Gather up every line from the entries below that uses the word "Number".
:: Task inputs ::
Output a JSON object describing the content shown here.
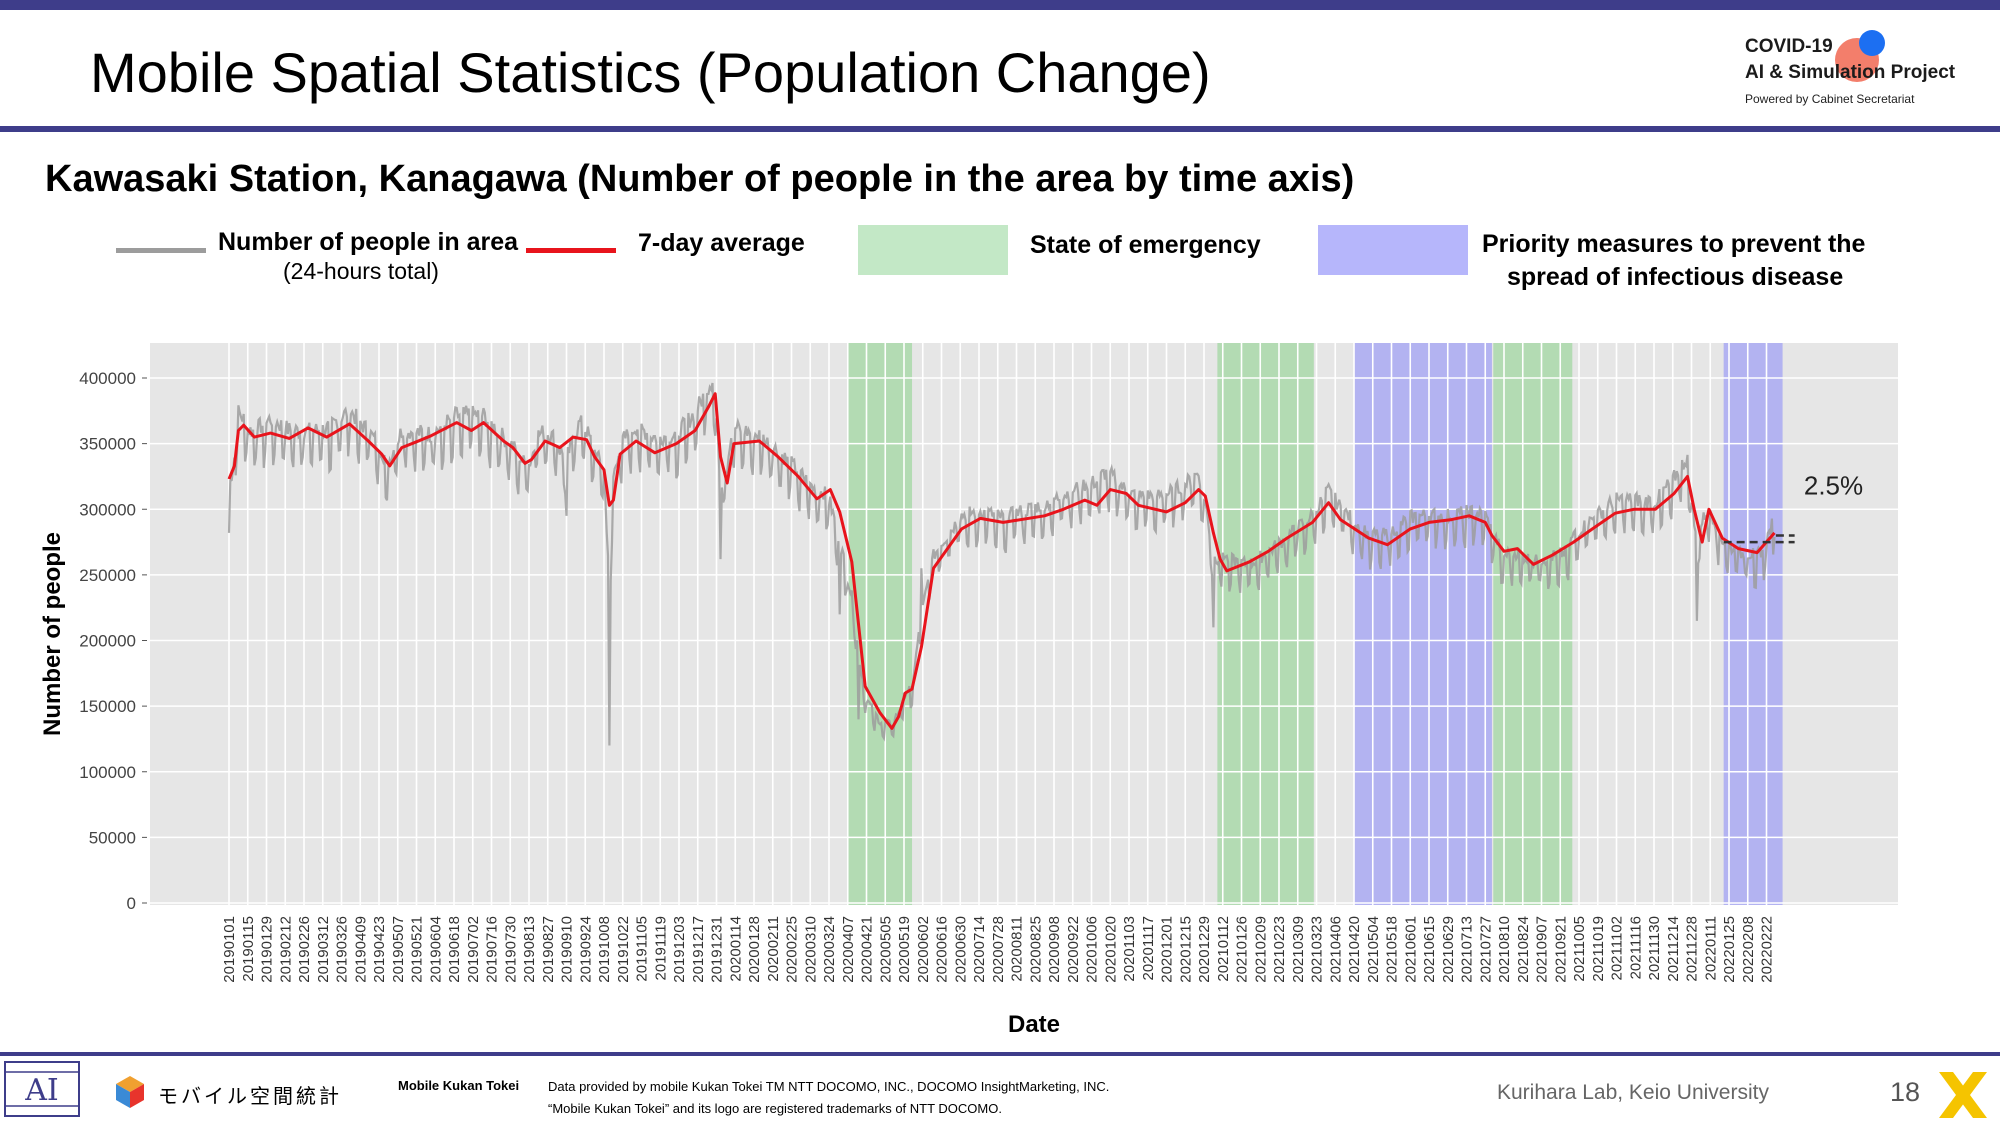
{
  "header": {
    "title": "Mobile Spatial Statistics (Population Change)",
    "logo": {
      "line1": "COVID-19",
      "line2": "AI & Simulation Project",
      "line3": "Powered by Cabinet Secretariat"
    }
  },
  "colors": {
    "band": "#3e3d8a",
    "raw_series": "#9c9c9c",
    "avg_series": "#e8141c",
    "emergency": "#a9d8a9",
    "priority": "#a9a9f2",
    "plot_background": "#e6e6e6"
  },
  "legend": {
    "raw_label": "Number of people in area",
    "raw_sublabel": "(24-hours total)",
    "avg_label": "7-day average",
    "emergency_label": "State of emergency",
    "priority_label_line1": "Priority measures to prevent the",
    "priority_label_line2": "spread of infectious disease"
  },
  "chart_data": {
    "type": "line",
    "title": "Kawasaki Station, Kanagawa (Number of people in the area by time axis)",
    "xlabel": "Date",
    "ylabel": "Number of people",
    "ylim": [
      0,
      420000
    ],
    "yticks": [
      "0",
      "50000",
      "100000",
      "150000",
      "200000",
      "250000",
      "300000",
      "350000",
      "400000"
    ],
    "x_tick_labels": [
      "20190101",
      "20190115",
      "20190129",
      "20190212",
      "20190226",
      "20190312",
      "20190326",
      "20190409",
      "20190423",
      "20190507",
      "20190521",
      "20190604",
      "20190618",
      "20190702",
      "20190716",
      "20190730",
      "20190813",
      "20190827",
      "20190910",
      "20190924",
      "20191008",
      "20191022",
      "20191105",
      "20191119",
      "20191203",
      "20191217",
      "20191231",
      "20200114",
      "20200128",
      "20200211",
      "20200225",
      "20200310",
      "20200324",
      "20200407",
      "20200421",
      "20200505",
      "20200519",
      "20200602",
      "20200616",
      "20200630",
      "20200714",
      "20200728",
      "20200811",
      "20200825",
      "20200908",
      "20200922",
      "20201006",
      "20201020",
      "20201103",
      "20201117",
      "20201201",
      "20201215",
      "20201229",
      "20210112",
      "20210126",
      "20210209",
      "20210223",
      "20210309",
      "20210323",
      "20210406",
      "20210420",
      "20210504",
      "20210518",
      "20210601",
      "20210615",
      "20210629",
      "20210713",
      "20210727",
      "20210810",
      "20210824",
      "20210907",
      "20210921",
      "20211005",
      "20211019",
      "20211102",
      "20211116",
      "20211130",
      "20211214",
      "20211228",
      "20220111",
      "20220125",
      "20220208",
      "20220222"
    ],
    "grid": true,
    "series": [
      {
        "name": "Number of people in area",
        "style": "raw-daily",
        "anchors": [
          [
            "20190101",
            282000
          ],
          [
            "20190104",
            320000
          ],
          [
            "20190108",
            380000
          ],
          [
            "20190115",
            340000
          ],
          [
            "20190201",
            370000
          ],
          [
            "20190301",
            335000
          ],
          [
            "20190401",
            375000
          ],
          [
            "20190420",
            345000
          ],
          [
            "20190429",
            320000
          ],
          [
            "20190510",
            365000
          ],
          [
            "20190601",
            340000
          ],
          [
            "20190701",
            375000
          ],
          [
            "20190801",
            330000
          ],
          [
            "20190813",
            310000
          ],
          [
            "20190820",
            360000
          ],
          [
            "20190901",
            345000
          ],
          [
            "20190910",
            295000
          ],
          [
            "20190920",
            370000
          ],
          [
            "20191008",
            310000
          ],
          [
            "20191012",
            120000
          ],
          [
            "20191015",
            340000
          ],
          [
            "20191101",
            365000
          ],
          [
            "20191201",
            350000
          ],
          [
            "20191220",
            390000
          ],
          [
            "20191228",
            408000
          ],
          [
            "20200103",
            262000
          ],
          [
            "20200110",
            370000
          ],
          [
            "20200201",
            345000
          ],
          [
            "20200301",
            320000
          ],
          [
            "20200320",
            300000
          ],
          [
            "20200401",
            220000
          ],
          [
            "20200415",
            140000
          ],
          [
            "20200501",
            118000
          ],
          [
            "20200515",
            145000
          ],
          [
            "20200525",
            160000
          ],
          [
            "20200601",
            255000
          ],
          [
            "20200701",
            300000
          ],
          [
            "20200801",
            285000
          ],
          [
            "20200901",
            305000
          ],
          [
            "20201001",
            325000
          ],
          [
            "20201015",
            345000
          ],
          [
            "20201101",
            300000
          ],
          [
            "20201201",
            320000
          ],
          [
            "20201225",
            335000
          ],
          [
            "20210105",
            210000
          ],
          [
            "20210112",
            270000
          ],
          [
            "20210201",
            240000
          ],
          [
            "20210301",
            265000
          ],
          [
            "20210320",
            290000
          ],
          [
            "20210401",
            315000
          ],
          [
            "20210501",
            270000
          ],
          [
            "20210601",
            295000
          ],
          [
            "20210701",
            285000
          ],
          [
            "20210727",
            290000
          ],
          [
            "20210810",
            245000
          ],
          [
            "20210901",
            250000
          ],
          [
            "20210925",
            245000
          ],
          [
            "20211001",
            275000
          ],
          [
            "20211101",
            310000
          ],
          [
            "20211201",
            300000
          ],
          [
            "20211225",
            350000
          ],
          [
            "20220101",
            215000
          ],
          [
            "20220105",
            305000
          ],
          [
            "20220120",
            260000
          ],
          [
            "20220201",
            245000
          ],
          [
            "20220220",
            250000
          ],
          [
            "20220228",
            300000
          ]
        ]
      },
      {
        "name": "7-day average",
        "style": "smoothed",
        "points": [
          [
            "20190101",
            323000
          ],
          [
            "20190105",
            333000
          ],
          [
            "20190108",
            360000
          ],
          [
            "20190112",
            364000
          ],
          [
            "20190120",
            355000
          ],
          [
            "20190201",
            358000
          ],
          [
            "20190215",
            354000
          ],
          [
            "20190301",
            362000
          ],
          [
            "20190315",
            355000
          ],
          [
            "20190401",
            365000
          ],
          [
            "20190415",
            352000
          ],
          [
            "20190425",
            342000
          ],
          [
            "20190501",
            333000
          ],
          [
            "20190510",
            347000
          ],
          [
            "20190520",
            351000
          ],
          [
            "20190601",
            356000
          ],
          [
            "20190620",
            366000
          ],
          [
            "20190701",
            360000
          ],
          [
            "20190710",
            366000
          ],
          [
            "20190725",
            352000
          ],
          [
            "20190801",
            347000
          ],
          [
            "20190810",
            335000
          ],
          [
            "20190815",
            338000
          ],
          [
            "20190825",
            352000
          ],
          [
            "20190905",
            347000
          ],
          [
            "20190915",
            355000
          ],
          [
            "20190925",
            353000
          ],
          [
            "20191001",
            340000
          ],
          [
            "20191008",
            330000
          ],
          [
            "20191012",
            303000
          ],
          [
            "20191015",
            307000
          ],
          [
            "20191020",
            342000
          ],
          [
            "20191101",
            352000
          ],
          [
            "20191115",
            343000
          ],
          [
            "20191201",
            350000
          ],
          [
            "20191215",
            360000
          ],
          [
            "20191225",
            378000
          ],
          [
            "20191230",
            388000
          ],
          [
            "20200103",
            340000
          ],
          [
            "20200108",
            320000
          ],
          [
            "20200113",
            350000
          ],
          [
            "20200201",
            352000
          ],
          [
            "20200215",
            340000
          ],
          [
            "20200301",
            325000
          ],
          [
            "20200315",
            308000
          ],
          [
            "20200325",
            315000
          ],
          [
            "20200401",
            298000
          ],
          [
            "20200410",
            260000
          ],
          [
            "20200420",
            165000
          ],
          [
            "20200501",
            145000
          ],
          [
            "20200510",
            133000
          ],
          [
            "20200515",
            142000
          ],
          [
            "20200520",
            160000
          ],
          [
            "20200525",
            163000
          ],
          [
            "20200601",
            195000
          ],
          [
            "20200610",
            255000
          ],
          [
            "20200701",
            285000
          ],
          [
            "20200715",
            293000
          ],
          [
            "20200801",
            290000
          ],
          [
            "20200901",
            295000
          ],
          [
            "20200915",
            300000
          ],
          [
            "20201001",
            307000
          ],
          [
            "20201010",
            303000
          ],
          [
            "20201020",
            315000
          ],
          [
            "20201101",
            312000
          ],
          [
            "20201110",
            303000
          ],
          [
            "20201201",
            298000
          ],
          [
            "20201215",
            305000
          ],
          [
            "20201225",
            315000
          ],
          [
            "20201230",
            310000
          ],
          [
            "20210105",
            282000
          ],
          [
            "20210110",
            262000
          ],
          [
            "20210115",
            253000
          ],
          [
            "20210201",
            260000
          ],
          [
            "20210215",
            268000
          ],
          [
            "20210301",
            278000
          ],
          [
            "20210320",
            290000
          ],
          [
            "20210401",
            305000
          ],
          [
            "20210410",
            292000
          ],
          [
            "20210501",
            278000
          ],
          [
            "20210515",
            273000
          ],
          [
            "20210601",
            285000
          ],
          [
            "20210615",
            290000
          ],
          [
            "20210701",
            292000
          ],
          [
            "20210715",
            295000
          ],
          [
            "20210727",
            290000
          ],
          [
            "20210801",
            280000
          ],
          [
            "20210810",
            268000
          ],
          [
            "20210820",
            270000
          ],
          [
            "20210901",
            258000
          ],
          [
            "20210915",
            265000
          ],
          [
            "20211001",
            275000
          ],
          [
            "20211015",
            285000
          ],
          [
            "20211101",
            297000
          ],
          [
            "20211115",
            300000
          ],
          [
            "20211201",
            300000
          ],
          [
            "20211215",
            312000
          ],
          [
            "20211225",
            325000
          ],
          [
            "20211230",
            300000
          ],
          [
            "20220105",
            275000
          ],
          [
            "20220110",
            300000
          ],
          [
            "20220120",
            278000
          ],
          [
            "20220201",
            270000
          ],
          [
            "20220215",
            267000
          ],
          [
            "20220228",
            282000
          ]
        ]
      }
    ],
    "shaded_periods": [
      {
        "type": "state-of-emergency",
        "start": "20200407",
        "end": "20200525"
      },
      {
        "type": "state-of-emergency",
        "start": "20210108",
        "end": "20210321"
      },
      {
        "type": "priority-measures",
        "start": "20210420",
        "end": "20210801"
      },
      {
        "type": "state-of-emergency",
        "start": "20210802",
        "end": "20210930"
      },
      {
        "type": "priority-measures",
        "start": "20220121",
        "end": "20220306"
      }
    ],
    "annotations": [
      {
        "text": "2.5%",
        "x": "20220301",
        "y": 315000
      }
    ],
    "reference_lines": [
      {
        "x_start": "20220121",
        "x_end": "20220315",
        "y": 275000,
        "style": "dashed"
      },
      {
        "x_start": "20220301",
        "x_end": "20220315",
        "y": 280000,
        "style": "dashed"
      }
    ]
  },
  "footer": {
    "brand_jp": "モバイル空間統計",
    "brand_en": "Mobile Kukan Tokei",
    "credit1": "Data provided by mobile Kukan Tokei TM NTT DOCOMO, INC., DOCOMO InsightMarketing, INC.",
    "credit2": "“Mobile Kukan Tokei” and its logo are registered trademarks of NTT DOCOMO.",
    "lab": "Kurihara Lab, Keio University",
    "page": "18"
  }
}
:::
Response below
    "raw_label": "Number of people in area",
    "title": "Kawasaki Station, Kanagawa (Number of people in the area by time axis)",
    "ylabel": "Number of people",
        "name": "Number of people in area",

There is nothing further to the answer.